**ENTRIES:**
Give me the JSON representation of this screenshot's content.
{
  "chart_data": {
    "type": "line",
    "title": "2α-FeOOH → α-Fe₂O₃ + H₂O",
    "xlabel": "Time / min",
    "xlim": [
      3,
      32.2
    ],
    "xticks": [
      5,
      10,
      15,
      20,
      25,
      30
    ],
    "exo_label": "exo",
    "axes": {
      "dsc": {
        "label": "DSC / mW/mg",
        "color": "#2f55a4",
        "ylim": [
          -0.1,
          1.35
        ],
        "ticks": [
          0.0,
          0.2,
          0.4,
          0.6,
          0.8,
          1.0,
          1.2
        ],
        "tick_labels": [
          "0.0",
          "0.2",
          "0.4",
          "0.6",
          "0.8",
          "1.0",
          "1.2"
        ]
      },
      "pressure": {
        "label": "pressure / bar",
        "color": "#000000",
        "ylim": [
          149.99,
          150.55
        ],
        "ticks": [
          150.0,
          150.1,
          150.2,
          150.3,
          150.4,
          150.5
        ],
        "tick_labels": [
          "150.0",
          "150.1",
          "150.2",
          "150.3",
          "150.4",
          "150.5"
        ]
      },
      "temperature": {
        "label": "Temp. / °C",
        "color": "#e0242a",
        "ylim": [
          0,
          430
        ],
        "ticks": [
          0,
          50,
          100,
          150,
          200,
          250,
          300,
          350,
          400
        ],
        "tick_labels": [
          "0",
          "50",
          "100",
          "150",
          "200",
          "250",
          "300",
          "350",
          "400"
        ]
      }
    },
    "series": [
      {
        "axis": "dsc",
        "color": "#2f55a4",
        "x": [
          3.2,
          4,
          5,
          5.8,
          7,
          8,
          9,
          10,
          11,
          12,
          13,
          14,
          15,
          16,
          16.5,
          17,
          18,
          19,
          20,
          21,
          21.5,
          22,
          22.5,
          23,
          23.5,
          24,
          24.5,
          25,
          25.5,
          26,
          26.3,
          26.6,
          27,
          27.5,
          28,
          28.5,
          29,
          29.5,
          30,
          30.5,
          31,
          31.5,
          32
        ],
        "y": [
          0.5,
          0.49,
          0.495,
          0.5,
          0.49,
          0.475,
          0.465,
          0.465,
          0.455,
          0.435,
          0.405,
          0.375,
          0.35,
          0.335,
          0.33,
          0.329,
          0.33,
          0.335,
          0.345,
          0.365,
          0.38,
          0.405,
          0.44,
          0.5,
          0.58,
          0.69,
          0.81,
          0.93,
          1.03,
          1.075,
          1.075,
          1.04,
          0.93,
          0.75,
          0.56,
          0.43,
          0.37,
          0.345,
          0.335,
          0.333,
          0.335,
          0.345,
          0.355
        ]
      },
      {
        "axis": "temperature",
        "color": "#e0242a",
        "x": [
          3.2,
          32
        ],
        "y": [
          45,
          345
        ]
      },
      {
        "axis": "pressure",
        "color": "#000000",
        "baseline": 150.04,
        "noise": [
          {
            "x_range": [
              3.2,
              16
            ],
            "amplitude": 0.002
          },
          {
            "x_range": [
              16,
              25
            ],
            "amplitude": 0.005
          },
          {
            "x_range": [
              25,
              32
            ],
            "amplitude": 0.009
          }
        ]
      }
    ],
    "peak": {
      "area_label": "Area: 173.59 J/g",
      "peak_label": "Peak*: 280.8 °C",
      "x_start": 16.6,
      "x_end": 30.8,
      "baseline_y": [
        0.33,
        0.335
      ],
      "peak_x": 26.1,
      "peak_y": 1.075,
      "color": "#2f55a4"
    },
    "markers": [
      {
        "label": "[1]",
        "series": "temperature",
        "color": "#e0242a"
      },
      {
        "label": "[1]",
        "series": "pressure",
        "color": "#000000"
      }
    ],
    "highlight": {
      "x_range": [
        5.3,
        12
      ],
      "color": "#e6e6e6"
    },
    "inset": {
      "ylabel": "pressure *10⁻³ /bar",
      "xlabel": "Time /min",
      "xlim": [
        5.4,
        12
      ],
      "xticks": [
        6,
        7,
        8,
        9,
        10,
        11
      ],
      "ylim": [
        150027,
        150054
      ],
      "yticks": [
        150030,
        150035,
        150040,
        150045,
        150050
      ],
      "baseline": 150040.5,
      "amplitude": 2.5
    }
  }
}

--

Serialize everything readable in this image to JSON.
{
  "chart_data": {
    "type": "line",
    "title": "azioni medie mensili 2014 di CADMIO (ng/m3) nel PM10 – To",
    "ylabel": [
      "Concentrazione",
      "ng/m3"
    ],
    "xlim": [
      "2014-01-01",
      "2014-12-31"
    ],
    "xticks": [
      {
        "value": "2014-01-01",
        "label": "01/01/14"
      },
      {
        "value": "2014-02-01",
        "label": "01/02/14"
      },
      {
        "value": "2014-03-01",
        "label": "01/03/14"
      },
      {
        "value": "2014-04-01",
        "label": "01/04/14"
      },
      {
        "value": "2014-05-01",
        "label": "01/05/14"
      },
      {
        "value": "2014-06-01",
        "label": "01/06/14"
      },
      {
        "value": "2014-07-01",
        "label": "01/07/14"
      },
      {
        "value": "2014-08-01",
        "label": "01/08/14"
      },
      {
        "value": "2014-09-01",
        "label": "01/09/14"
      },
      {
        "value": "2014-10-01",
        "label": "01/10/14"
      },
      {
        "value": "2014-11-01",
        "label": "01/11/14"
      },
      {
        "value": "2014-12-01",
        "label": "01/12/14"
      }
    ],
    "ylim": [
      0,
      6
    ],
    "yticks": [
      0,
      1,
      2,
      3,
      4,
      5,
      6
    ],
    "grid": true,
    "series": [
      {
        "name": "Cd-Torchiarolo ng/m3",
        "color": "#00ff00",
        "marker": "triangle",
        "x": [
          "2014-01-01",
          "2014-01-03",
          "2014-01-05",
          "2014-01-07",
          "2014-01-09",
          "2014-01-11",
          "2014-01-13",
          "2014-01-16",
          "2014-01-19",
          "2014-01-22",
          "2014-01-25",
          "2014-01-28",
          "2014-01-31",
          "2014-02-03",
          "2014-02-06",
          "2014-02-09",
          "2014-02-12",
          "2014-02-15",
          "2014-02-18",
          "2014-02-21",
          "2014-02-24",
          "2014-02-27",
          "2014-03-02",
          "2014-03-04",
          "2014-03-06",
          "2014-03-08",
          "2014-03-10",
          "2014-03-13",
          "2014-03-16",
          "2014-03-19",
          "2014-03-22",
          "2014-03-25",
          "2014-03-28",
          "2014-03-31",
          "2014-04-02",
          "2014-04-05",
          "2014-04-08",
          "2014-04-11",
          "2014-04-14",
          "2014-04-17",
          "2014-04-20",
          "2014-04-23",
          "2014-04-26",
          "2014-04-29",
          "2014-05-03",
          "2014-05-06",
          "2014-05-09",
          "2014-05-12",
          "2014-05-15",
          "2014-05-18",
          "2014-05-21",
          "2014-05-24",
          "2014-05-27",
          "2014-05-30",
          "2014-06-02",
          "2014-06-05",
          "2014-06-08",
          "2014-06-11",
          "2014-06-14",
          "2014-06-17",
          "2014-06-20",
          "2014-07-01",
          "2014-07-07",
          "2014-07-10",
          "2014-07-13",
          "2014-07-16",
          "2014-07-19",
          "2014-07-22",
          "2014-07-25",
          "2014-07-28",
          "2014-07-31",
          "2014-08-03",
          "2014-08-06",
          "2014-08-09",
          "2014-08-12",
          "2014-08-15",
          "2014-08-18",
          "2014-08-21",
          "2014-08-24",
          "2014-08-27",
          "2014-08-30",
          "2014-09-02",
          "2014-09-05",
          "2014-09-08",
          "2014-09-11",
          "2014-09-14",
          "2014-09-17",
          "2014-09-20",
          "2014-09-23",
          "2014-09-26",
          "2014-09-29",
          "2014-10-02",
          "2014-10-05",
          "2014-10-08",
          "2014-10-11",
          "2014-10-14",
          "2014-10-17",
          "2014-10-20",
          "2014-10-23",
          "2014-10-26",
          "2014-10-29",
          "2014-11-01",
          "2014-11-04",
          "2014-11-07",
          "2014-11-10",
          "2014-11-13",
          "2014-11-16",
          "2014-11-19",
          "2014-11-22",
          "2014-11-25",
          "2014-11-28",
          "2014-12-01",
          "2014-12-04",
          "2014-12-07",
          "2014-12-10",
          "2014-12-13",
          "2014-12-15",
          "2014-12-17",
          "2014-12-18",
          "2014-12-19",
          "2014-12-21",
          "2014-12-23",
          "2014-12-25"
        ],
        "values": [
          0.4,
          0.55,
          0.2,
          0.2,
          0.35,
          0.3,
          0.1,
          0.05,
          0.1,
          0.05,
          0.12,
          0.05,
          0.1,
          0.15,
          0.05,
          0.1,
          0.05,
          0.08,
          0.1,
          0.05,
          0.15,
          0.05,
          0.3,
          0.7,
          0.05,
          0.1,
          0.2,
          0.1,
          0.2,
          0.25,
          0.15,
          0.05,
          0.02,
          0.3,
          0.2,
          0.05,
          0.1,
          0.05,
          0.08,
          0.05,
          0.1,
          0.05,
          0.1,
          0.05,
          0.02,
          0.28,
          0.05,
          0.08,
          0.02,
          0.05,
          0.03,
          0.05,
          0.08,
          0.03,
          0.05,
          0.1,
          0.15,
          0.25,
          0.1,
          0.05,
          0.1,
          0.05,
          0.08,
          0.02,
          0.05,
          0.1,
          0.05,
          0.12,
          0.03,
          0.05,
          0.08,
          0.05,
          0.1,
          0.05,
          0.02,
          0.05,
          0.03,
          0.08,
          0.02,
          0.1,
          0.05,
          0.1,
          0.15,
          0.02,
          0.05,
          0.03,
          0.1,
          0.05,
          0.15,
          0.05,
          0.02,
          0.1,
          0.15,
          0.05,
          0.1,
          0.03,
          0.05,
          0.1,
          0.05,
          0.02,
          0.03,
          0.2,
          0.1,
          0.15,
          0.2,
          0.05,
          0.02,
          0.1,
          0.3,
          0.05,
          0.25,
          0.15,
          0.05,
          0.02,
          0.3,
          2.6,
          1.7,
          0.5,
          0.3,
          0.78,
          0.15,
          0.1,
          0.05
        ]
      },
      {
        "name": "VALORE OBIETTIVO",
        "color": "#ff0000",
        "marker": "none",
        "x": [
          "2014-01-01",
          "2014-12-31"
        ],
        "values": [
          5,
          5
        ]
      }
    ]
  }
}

**REQUIRED TASK:**
Return, from the data, each line that has the word "title" in it.

**TASK OUTPUT:**
    "title": "2α-FeOOH → α-Fe₂O₃ + H₂O",
    "title": "azioni medie mensili 2014 di CADMIO (ng/m3) nel PM10 – To",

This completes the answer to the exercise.